----- GIVEN INFORMATION -----

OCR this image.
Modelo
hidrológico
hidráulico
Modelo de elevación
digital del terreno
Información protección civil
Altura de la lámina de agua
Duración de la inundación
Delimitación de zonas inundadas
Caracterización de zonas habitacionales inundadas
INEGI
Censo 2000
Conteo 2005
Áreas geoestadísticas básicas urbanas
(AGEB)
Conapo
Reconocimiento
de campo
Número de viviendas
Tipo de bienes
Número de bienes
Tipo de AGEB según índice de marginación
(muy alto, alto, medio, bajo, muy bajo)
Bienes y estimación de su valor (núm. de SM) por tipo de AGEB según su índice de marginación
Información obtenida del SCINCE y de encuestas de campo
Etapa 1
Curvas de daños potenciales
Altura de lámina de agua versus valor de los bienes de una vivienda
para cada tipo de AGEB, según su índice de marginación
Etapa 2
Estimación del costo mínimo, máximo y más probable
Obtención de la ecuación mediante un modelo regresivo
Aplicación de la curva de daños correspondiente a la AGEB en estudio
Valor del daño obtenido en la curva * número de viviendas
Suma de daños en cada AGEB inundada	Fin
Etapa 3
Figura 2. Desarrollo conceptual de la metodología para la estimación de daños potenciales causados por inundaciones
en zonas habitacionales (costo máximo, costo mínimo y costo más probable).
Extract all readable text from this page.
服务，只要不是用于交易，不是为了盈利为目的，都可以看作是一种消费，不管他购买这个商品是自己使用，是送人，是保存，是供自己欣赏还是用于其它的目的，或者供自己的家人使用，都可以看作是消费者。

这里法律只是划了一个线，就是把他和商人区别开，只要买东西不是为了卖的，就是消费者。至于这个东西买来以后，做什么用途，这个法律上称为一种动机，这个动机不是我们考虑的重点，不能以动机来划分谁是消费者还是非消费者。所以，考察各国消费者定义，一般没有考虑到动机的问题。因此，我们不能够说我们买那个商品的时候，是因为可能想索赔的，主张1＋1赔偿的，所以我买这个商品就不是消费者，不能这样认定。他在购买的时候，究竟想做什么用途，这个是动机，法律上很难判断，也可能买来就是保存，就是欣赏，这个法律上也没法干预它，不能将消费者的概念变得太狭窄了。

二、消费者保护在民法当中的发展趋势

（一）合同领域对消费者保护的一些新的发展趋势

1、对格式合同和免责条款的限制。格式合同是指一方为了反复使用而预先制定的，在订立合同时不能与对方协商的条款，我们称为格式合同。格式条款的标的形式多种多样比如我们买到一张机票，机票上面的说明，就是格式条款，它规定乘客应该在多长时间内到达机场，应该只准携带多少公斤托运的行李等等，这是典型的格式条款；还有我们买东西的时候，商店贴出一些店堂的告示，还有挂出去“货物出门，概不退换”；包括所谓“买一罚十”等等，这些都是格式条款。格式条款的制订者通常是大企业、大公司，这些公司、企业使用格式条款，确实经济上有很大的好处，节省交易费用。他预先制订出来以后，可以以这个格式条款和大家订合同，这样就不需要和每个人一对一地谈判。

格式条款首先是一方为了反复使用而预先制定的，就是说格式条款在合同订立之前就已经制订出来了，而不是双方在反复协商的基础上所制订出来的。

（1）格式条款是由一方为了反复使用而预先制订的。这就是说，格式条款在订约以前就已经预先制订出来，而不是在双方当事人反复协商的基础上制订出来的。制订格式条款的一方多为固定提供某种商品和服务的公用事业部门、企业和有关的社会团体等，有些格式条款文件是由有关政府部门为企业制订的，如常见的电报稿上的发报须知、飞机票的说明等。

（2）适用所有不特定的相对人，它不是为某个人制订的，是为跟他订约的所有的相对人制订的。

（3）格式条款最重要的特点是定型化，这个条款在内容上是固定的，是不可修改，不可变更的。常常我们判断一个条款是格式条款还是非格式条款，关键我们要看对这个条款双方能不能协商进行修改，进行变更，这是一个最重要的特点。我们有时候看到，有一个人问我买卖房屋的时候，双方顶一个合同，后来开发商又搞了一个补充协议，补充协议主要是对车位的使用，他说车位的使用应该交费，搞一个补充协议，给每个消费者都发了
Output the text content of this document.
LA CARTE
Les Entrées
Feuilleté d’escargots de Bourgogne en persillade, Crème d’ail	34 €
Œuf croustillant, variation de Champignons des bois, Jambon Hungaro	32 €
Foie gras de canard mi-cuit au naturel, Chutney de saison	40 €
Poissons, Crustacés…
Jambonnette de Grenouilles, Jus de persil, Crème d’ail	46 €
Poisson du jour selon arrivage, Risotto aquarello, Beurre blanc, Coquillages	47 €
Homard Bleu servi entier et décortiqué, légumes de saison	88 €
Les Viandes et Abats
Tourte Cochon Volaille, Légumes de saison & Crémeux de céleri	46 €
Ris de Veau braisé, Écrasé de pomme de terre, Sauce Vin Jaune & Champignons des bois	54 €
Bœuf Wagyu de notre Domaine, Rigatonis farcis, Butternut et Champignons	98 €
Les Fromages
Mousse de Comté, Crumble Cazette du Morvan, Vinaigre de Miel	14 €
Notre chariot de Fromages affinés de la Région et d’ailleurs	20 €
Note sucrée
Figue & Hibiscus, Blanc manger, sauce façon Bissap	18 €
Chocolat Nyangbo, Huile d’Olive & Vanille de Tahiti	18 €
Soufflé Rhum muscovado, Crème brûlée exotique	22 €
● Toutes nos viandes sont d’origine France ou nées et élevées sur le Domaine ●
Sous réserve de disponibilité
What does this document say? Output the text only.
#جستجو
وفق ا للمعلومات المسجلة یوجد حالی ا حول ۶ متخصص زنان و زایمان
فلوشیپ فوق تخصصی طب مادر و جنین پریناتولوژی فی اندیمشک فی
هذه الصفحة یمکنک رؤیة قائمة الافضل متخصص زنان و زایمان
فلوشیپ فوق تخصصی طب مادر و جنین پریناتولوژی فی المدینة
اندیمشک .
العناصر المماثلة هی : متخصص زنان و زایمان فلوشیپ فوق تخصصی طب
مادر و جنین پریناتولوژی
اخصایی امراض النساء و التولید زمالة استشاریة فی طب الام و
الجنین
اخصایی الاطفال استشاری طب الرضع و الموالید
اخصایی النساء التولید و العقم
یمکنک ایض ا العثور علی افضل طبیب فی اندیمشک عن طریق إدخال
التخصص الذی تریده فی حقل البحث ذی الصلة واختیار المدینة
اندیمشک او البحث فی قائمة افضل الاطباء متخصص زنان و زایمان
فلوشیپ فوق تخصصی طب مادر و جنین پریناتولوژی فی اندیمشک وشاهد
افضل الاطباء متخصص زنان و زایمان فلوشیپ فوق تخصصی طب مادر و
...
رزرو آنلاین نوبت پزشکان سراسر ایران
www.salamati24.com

-----

- _EXERCISE DESCRIPTION_:
Report each line of the material above where the word "النساء" appears.

- _SOLUTION TO THE EXERCISE_:
اخصایی امراض النساء و التولید زمالة استشاریة فی طب الام و
اخصایی النساء التولید و العقم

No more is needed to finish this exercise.